### What you will do
Extract all data as written.

### Records
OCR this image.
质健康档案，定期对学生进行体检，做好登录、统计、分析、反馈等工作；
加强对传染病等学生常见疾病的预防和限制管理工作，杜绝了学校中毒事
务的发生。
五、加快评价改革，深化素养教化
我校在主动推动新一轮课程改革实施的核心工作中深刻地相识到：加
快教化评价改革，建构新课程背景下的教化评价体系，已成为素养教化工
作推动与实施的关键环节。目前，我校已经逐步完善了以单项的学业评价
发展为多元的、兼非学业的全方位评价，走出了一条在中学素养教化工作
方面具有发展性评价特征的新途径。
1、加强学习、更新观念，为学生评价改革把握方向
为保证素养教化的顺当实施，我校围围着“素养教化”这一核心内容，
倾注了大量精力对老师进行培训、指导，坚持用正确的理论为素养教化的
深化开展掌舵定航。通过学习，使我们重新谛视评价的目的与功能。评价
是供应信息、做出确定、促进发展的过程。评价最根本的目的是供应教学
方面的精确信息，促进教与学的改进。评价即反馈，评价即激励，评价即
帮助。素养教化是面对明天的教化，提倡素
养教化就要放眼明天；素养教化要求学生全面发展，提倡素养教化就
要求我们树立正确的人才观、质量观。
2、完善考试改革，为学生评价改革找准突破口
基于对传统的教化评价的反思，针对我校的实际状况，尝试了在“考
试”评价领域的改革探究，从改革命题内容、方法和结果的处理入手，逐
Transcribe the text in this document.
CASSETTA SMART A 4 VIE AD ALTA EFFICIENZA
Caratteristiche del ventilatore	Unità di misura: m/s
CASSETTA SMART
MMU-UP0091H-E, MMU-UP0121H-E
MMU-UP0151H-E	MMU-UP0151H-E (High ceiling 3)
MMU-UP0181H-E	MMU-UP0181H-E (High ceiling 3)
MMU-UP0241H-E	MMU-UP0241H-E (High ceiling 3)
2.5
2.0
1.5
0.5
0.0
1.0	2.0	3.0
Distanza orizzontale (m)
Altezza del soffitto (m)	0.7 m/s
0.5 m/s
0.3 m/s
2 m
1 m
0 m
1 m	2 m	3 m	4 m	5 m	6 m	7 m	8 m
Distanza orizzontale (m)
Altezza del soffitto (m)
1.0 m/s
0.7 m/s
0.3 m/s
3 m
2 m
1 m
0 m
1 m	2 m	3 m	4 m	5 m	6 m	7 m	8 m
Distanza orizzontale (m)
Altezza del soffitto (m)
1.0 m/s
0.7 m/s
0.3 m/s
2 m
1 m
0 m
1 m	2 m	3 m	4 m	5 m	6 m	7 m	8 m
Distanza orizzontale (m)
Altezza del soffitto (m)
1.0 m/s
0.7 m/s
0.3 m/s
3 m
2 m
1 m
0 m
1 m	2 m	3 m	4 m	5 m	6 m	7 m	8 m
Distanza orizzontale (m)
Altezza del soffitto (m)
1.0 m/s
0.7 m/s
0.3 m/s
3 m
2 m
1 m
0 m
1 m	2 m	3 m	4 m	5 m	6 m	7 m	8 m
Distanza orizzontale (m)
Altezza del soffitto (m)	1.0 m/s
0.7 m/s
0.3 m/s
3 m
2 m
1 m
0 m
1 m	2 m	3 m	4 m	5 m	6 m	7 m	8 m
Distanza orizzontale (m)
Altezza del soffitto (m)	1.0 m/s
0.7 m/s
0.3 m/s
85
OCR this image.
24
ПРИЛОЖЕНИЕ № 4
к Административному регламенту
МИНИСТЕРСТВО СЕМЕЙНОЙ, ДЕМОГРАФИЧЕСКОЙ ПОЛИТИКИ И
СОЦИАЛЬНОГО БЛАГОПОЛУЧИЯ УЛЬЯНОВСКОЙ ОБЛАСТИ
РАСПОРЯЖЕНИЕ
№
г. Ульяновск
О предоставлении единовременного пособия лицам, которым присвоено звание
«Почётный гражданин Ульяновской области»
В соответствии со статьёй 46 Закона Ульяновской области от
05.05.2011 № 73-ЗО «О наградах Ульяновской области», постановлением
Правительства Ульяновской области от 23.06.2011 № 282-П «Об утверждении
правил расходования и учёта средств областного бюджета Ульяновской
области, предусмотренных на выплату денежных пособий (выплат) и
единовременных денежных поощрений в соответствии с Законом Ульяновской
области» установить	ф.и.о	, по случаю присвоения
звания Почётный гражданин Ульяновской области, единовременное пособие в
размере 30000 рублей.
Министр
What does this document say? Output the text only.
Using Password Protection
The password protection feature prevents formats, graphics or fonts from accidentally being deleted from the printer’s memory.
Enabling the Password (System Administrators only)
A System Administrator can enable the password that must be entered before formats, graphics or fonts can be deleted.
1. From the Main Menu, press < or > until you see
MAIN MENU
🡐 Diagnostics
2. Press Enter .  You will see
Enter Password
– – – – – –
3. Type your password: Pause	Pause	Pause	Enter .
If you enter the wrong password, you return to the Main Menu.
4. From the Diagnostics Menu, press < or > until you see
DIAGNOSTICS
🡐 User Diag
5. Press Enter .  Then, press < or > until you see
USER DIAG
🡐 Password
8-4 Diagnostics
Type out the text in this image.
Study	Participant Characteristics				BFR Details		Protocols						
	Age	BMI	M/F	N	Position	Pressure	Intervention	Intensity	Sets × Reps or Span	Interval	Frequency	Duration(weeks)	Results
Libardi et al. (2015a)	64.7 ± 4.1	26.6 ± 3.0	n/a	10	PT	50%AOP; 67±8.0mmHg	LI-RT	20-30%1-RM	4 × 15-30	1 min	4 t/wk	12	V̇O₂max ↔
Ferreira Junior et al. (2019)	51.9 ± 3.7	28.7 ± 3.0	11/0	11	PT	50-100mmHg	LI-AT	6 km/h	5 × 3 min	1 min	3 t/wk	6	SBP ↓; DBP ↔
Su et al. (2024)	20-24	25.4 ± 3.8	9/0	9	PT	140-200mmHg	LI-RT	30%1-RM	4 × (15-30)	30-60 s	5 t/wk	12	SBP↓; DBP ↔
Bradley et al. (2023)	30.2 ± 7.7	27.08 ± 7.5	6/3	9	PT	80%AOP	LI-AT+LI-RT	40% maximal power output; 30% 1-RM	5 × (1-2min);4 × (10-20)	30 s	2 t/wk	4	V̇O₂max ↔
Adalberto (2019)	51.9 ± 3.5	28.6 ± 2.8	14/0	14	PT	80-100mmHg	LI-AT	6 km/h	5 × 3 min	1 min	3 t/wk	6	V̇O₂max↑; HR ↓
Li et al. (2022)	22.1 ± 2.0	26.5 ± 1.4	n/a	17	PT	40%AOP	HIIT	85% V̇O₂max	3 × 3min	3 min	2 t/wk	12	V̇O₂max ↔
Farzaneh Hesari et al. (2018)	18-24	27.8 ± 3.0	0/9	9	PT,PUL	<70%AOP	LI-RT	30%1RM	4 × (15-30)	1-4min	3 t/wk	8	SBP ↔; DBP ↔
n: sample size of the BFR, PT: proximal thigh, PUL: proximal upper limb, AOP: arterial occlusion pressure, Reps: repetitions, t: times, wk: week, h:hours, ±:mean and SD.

### Exercise result
OCR this image.
质健康档案，定期对学生进行体检，做好登录、统计、分析、反馈等工作；
加强对传染病等学生常见疾病的预防和限制管理工作，杜绝了学校中毒事
务的发生。
五、加快评价改革，深化素养教化
我校在主动推动新一轮课程改革实施的核心工作中深刻地相识到：加
快教化评价改革，建构新课程背景下的教化评价体系，已成为素养教化工
作推动与实施的关键环节。目前，我校已经逐步完善了以单项的学业评价
发展为多元的、兼非学业的全方位评价，走出了一条在中学素养教化工作
方面具有发展性评价特征的新途径。
1、加强学习、更新观念，为学生评价改革把握方向
为保证素养教化的顺当实施，我校围围着“素养教化”这一核心内容，
倾注了大量精力对老师进行培训、指导，坚持用正确的理论为素养教化的
深化开展掌舵定航。通过学习，使我们重新谛视评价的目的与功能。评价
是供应信息、做出确定、促进发展的过程。评价最根本的目的是供应教学
方面的精确信息，促进教与学的改进。评价即反馈，评价即激励，评价即
帮助。素养教化是面对明天的教化，提倡素
养教化就要放眼明天；素养教化要求学生全面发展，提倡素养教化就
要求我们树立正确的人才观、质量观。
2、完善考试改革，为学生评价改革找准突破口
基于对传统的教化评价的反思，针对我校的实际状况，尝试了在“考
试”评价领域的改革探究，从改革命题内容、方法和结果的处理入手，逐
Transcribe the text in this document.
CASSETTA SMART A 4 VIE AD ALTA EFFICIENZA
Caratteristiche del ventilatore	Unità di misura: m/s
CASSETTA SMART
MMU-UP0091H-E, MMU-UP0121H-E
MMU-UP0151H-E	MMU-UP0151H-E (High ceiling 3)
MMU-UP0181H-E	MMU-UP0181H-E (High ceiling 3)
MMU-UP0241H-E	MMU-UP0241H-E (High ceiling 3)
2.5
2.0
1.5
0.5
0.0
1.0	2.0	3.0
Distanza orizzontale (m)
Altezza del soffitto (m)	0.7 m/s
0.5 m/s
0.3 m/s
2 m
1 m
0 m
1 m	2 m	3 m	4 m	5 m	6 m	7 m	8 m
Distanza orizzontale (m)
Altezza del soffitto (m)
1.0 m/s
0.7 m/s
0.3 m/s
3 m
2 m
1 m
0 m
1 m	2 m	3 m	4 m	5 m	6 m	7 m	8 m
Distanza orizzontale (m)
Altezza del soffitto (m)
1.0 m/s
0.7 m/s
0.3 m/s
2 m
1 m
0 m
1 m	2 m	3 m	4 m	5 m	6 m	7 m	8 m
Distanza orizzontale (m)
Altezza del soffitto (m)
1.0 m/s
0.7 m/s
0.3 m/s
3 m
2 m
1 m
0 m
1 m	2 m	3 m	4 m	5 m	6 m	7 m	8 m
Distanza orizzontale (m)
Altezza del soffitto (m)
1.0 m/s
0.7 m/s
0.3 m/s
3 m
2 m
1 m
0 m
1 m	2 m	3 m	4 m	5 m	6 m	7 m	8 m
Distanza orizzontale (m)
Altezza del soffitto (m)	1.0 m/s
0.7 m/s
0.3 m/s
3 m
2 m
1 m
0 m
1 m	2 m	3 m	4 m	5 m	6 m	7 m	8 m
Distanza orizzontale (m)
Altezza del soffitto (m)	1.0 m/s
0.7 m/s
0.3 m/s
85
OCR this image.
24
ПРИЛОЖЕНИЕ № 4
к Административному регламенту
МИНИСТЕРСТВО СЕМЕЙНОЙ, ДЕМОГРАФИЧЕСКОЙ ПОЛИТИКИ И
СОЦИАЛЬНОГО БЛАГОПОЛУЧИЯ УЛЬЯНОВСКОЙ ОБЛАСТИ
РАСПОРЯЖЕНИЕ
№
г. Ульяновск
О предоставлении единовременного пособия лицам, которым присвоено звание
«Почётный гражданин Ульяновской области»
В соответствии со статьёй 46 Закона Ульяновской области от
05.05.2011 № 73-ЗО «О наградах Ульяновской области», постановлением
Правительства Ульяновской области от 23.06.2011 № 282-П «Об утверждении
правил расходования и учёта средств областного бюджета Ульяновской
области, предусмотренных на выплату денежных пособий (выплат) и
единовременных денежных поощрений в соответствии с Законом Ульяновской
области» установить	ф.и.о	, по случаю присвоения
звания Почётный гражданин Ульяновской области, единовременное пособие в
размере 30000 рублей.
Министр
What does this document say? Output the text only.
Using Password Protection
The password protection feature prevents formats, graphics or fonts from accidentally being deleted from the printer’s memory.
Enabling the Password (System Administrators only)
A System Administrator can enable the password that must be entered before formats, graphics or fonts can be deleted.
1. From the Main Menu, press < or > until you see
MAIN MENU
🡐 Diagnostics
2. Press Enter .  You will see
Enter Password
– – – – – –
3. Type your password: Pause	Pause	Pause	Enter .
If you enter the wrong password, you return to the Main Menu.
4. From the Diagnostics Menu, press < or > until you see
DIAGNOSTICS
🡐 User Diag
5. Press Enter .  Then, press < or > until you see
USER DIAG
🡐 Password
8-4 Diagnostics
Type out the text in this image.
Study	Participant Characteristics				BFR Details		Protocols						
	Age	BMI	M/F	N	Position	Pressure	Intervention	Intensity	Sets × Reps or Span	Interval	Frequency	Duration(weeks)	Results
Libardi et al. (2015a)	64.7 ± 4.1	26.6 ± 3.0	n/a	10	PT	50%AOP; 67±8.0mmHg	LI-RT	20-30%1-RM	4 × 15-30	1 min	4 t/wk	12	V̇O₂max ↔
Ferreira Junior et al. (2019)	51.9 ± 3.7	28.7 ± 3.0	11/0	11	PT	50-100mmHg	LI-AT	6 km/h	5 × 3 min	1 min	3 t/wk	6	SBP ↓; DBP ↔
Su et al. (2024)	20-24	25.4 ± 3.8	9/0	9	PT	140-200mmHg	LI-RT	30%1-RM	4 × (15-30)	30-60 s	5 t/wk	12	SBP↓; DBP ↔
Bradley et al. (2023)	30.2 ± 7.7	27.08 ± 7.5	6/3	9	PT	80%AOP	LI-AT+LI-RT	40% maximal power output; 30% 1-RM	5 × (1-2min);4 × (10-20)	30 s	2 t/wk	4	V̇O₂max ↔
Adalberto (2019)	51.9 ± 3.5	28.6 ± 2.8	14/0	14	PT	80-100mmHg	LI-AT	6 km/h	5 × 3 min	1 min	3 t/wk	6	V̇O₂max↑; HR ↓
Li et al. (2022)	22.1 ± 2.0	26.5 ± 1.4	n/a	17	PT	40%AOP	HIIT	85% V̇O₂max	3 × 3min	3 min	2 t/wk	12	V̇O₂max ↔
Farzaneh Hesari et al. (2018)	18-24	27.8 ± 3.0	0/9	9	PT,PUL	<70%AOP	LI-RT	30%1RM	4 × (15-30)	1-4min	3 t/wk	8	SBP ↔; DBP ↔
n: sample size of the BFR, PT: proximal thigh, PUL: proximal upper limb, AOP: arterial occlusion pressure, Reps: repetitions, t: times, wk: week, h:hours, ±:mean and SD.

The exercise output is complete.